• _Stored data entries_

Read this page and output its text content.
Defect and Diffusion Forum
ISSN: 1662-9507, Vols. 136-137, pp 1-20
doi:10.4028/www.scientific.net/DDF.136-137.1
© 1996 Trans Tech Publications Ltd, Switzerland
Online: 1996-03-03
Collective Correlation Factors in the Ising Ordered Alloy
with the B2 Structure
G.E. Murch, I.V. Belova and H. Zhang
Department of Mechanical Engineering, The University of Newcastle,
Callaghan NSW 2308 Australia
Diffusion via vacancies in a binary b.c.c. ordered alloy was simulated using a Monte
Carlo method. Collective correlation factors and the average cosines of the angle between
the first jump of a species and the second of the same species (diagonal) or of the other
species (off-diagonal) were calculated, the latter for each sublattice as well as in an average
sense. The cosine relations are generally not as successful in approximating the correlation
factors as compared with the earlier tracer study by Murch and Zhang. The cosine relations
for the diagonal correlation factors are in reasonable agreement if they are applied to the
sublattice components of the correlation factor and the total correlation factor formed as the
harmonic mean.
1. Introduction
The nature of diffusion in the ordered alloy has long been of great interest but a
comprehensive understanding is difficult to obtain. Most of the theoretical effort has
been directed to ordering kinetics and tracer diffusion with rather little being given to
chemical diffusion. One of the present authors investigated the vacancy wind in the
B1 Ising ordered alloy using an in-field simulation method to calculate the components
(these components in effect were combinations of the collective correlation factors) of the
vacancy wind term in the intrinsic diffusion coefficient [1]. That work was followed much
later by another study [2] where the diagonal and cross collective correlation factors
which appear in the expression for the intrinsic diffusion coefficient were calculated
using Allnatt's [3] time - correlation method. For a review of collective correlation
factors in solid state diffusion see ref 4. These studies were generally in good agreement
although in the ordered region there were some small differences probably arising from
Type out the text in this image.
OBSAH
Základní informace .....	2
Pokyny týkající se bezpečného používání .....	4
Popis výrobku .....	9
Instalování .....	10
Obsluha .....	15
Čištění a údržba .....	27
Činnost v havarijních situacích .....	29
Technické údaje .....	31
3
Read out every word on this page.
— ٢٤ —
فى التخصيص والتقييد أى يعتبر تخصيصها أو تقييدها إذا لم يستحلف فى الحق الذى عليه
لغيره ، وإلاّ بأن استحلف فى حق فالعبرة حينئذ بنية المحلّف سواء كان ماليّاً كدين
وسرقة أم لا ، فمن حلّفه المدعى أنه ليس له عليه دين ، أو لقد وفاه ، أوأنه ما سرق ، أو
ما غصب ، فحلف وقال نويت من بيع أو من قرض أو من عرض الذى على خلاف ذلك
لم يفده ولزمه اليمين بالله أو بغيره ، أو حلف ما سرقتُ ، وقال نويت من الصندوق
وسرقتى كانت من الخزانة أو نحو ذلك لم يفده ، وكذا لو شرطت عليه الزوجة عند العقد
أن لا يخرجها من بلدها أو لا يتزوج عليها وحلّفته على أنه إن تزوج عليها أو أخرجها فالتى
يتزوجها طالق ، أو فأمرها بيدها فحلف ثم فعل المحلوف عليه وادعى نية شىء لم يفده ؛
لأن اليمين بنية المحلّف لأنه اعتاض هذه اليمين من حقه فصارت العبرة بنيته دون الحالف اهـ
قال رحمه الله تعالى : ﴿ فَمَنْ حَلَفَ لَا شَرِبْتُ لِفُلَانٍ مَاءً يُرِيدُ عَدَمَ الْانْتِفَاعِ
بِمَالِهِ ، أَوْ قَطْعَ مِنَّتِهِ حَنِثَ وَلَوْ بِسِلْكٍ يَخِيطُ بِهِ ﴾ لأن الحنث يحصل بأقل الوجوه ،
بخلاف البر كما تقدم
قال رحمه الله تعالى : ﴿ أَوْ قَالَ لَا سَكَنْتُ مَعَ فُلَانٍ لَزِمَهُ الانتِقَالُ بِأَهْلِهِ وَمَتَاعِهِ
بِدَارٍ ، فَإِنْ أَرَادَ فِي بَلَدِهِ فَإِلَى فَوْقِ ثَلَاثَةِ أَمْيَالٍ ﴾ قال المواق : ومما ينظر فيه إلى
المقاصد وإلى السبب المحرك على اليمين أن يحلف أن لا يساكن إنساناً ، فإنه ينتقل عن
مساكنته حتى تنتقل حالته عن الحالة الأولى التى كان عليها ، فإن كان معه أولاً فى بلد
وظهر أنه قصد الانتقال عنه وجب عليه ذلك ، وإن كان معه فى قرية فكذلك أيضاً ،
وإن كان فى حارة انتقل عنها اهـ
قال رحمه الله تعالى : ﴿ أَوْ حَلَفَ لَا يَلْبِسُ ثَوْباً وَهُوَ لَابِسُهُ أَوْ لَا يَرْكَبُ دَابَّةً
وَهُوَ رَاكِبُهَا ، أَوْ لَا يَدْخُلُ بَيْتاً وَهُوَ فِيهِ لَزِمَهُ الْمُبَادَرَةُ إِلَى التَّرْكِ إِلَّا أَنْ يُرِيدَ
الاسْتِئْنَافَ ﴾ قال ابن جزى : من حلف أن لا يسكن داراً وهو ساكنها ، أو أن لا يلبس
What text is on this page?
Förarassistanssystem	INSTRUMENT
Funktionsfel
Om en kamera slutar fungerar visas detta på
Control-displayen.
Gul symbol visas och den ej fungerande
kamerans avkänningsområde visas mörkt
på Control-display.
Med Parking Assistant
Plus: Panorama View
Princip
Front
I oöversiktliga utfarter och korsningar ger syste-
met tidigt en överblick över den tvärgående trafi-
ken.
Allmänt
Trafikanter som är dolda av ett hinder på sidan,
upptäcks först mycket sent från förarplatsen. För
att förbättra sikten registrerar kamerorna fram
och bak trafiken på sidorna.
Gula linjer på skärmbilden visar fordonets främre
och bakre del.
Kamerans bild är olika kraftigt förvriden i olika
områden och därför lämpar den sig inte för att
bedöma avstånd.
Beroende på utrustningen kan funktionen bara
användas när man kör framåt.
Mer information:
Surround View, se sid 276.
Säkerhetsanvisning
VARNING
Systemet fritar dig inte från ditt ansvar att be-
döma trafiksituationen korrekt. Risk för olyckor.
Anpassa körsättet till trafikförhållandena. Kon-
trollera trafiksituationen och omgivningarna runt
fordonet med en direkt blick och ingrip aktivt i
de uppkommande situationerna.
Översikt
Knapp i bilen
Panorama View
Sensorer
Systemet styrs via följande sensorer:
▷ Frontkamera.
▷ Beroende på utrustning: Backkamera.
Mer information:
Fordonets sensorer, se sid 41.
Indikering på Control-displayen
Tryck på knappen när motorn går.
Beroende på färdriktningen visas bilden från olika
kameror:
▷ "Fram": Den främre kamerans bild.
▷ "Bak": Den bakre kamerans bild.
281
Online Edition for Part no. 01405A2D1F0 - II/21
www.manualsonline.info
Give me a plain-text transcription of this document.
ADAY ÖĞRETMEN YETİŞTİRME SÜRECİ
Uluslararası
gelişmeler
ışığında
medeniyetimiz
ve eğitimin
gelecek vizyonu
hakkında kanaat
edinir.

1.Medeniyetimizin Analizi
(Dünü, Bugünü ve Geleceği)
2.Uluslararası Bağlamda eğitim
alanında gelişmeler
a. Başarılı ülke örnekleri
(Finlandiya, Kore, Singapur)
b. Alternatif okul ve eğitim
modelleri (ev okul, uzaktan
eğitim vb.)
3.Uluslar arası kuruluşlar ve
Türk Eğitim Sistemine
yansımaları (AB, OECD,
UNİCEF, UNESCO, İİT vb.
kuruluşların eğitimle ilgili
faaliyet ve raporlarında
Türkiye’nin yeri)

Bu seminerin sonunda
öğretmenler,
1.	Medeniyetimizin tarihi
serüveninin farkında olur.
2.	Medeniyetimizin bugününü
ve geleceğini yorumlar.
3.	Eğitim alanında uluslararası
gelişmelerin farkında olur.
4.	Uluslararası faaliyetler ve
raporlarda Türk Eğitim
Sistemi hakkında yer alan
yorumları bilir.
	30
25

• _Instructions for the task_
Search the data for the word "were" and copy each line where it appears.

• _Full response_
species (off-diagonal) were calculated, the latter for each sublattice as well as in an average
(these components in effect were combinations of the collective correlation factors) of the
which appear in the expression for the intrinsic diffusion coefficient were calculated
factors in solid state diffusion see ref 4. These studies were generally in good agreement
although in the ordered region there were some small differences probably arising from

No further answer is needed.